Items from a figure collection:

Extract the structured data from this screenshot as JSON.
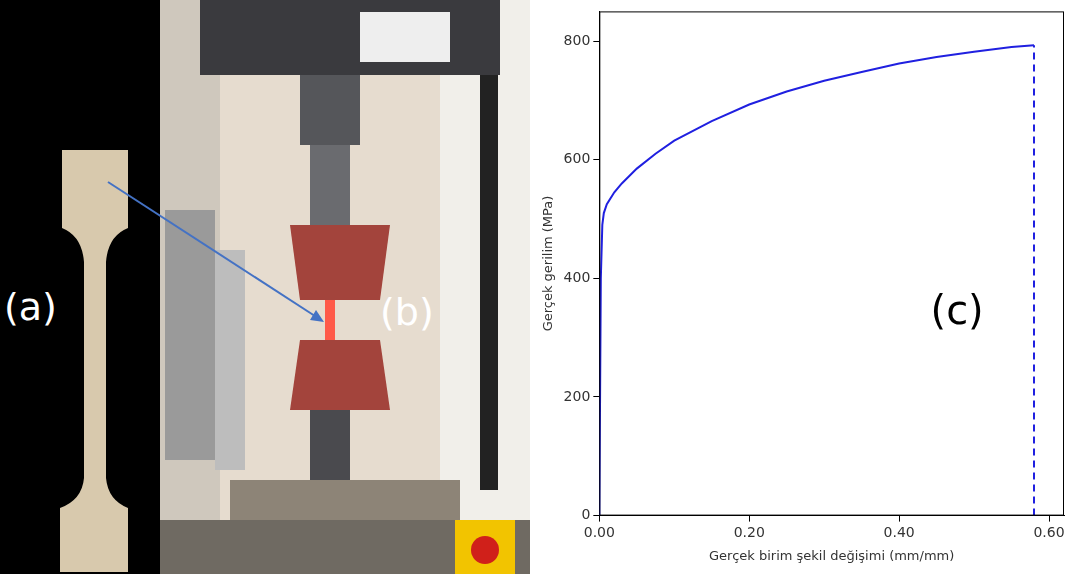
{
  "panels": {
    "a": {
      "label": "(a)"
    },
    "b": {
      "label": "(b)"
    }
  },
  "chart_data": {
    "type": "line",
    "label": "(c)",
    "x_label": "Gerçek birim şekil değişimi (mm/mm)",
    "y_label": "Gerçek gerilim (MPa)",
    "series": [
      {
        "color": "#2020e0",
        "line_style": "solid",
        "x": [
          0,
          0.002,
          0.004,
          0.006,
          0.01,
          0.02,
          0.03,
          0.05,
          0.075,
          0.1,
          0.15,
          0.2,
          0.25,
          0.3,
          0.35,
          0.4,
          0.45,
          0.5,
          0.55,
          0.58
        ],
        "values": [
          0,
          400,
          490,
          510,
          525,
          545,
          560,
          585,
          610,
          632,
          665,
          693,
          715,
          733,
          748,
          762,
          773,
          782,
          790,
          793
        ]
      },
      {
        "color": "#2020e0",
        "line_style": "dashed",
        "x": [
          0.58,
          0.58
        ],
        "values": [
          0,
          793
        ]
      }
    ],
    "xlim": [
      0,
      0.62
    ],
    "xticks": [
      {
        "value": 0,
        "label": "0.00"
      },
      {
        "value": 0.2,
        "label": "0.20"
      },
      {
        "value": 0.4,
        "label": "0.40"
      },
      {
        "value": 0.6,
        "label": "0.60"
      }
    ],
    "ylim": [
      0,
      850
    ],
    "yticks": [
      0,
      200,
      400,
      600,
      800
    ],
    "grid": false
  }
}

# Job
Do not include images; quote all of the entries above exactly.

# The reply
Extract the structured data from this screenshot as JSON.
{
  "panels": {
    "a": {
      "label": "(a)"
    },
    "b": {
      "label": "(b)"
    }
  },
  "chart_data": {
    "type": "line",
    "label": "(c)",
    "x_label": "Gerçek birim şekil değişimi (mm/mm)",
    "y_label": "Gerçek gerilim (MPa)",
    "series": [
      {
        "color": "#2020e0",
        "line_style": "solid",
        "x": [
          0,
          0.002,
          0.004,
          0.006,
          0.01,
          0.02,
          0.03,
          0.05,
          0.075,
          0.1,
          0.15,
          0.2,
          0.25,
          0.3,
          0.35,
          0.4,
          0.45,
          0.5,
          0.55,
          0.58
        ],
        "values": [
          0,
          400,
          490,
          510,
          525,
          545,
          560,
          585,
          610,
          632,
          665,
          693,
          715,
          733,
          748,
          762,
          773,
          782,
          790,
          793
        ]
      },
      {
        "color": "#2020e0",
        "line_style": "dashed",
        "x": [
          0.58,
          0.58
        ],
        "values": [
          0,
          793
        ]
      }
    ],
    "xlim": [
      0,
      0.62
    ],
    "xticks": [
      {
        "value": 0,
        "label": "0.00"
      },
      {
        "value": 0.2,
        "label": "0.20"
      },
      {
        "value": 0.4,
        "label": "0.40"
      },
      {
        "value": 0.6,
        "label": "0.60"
      }
    ],
    "ylim": [
      0,
      850
    ],
    "yticks": [
      0,
      200,
      400,
      600,
      800
    ],
    "grid": false
  }
}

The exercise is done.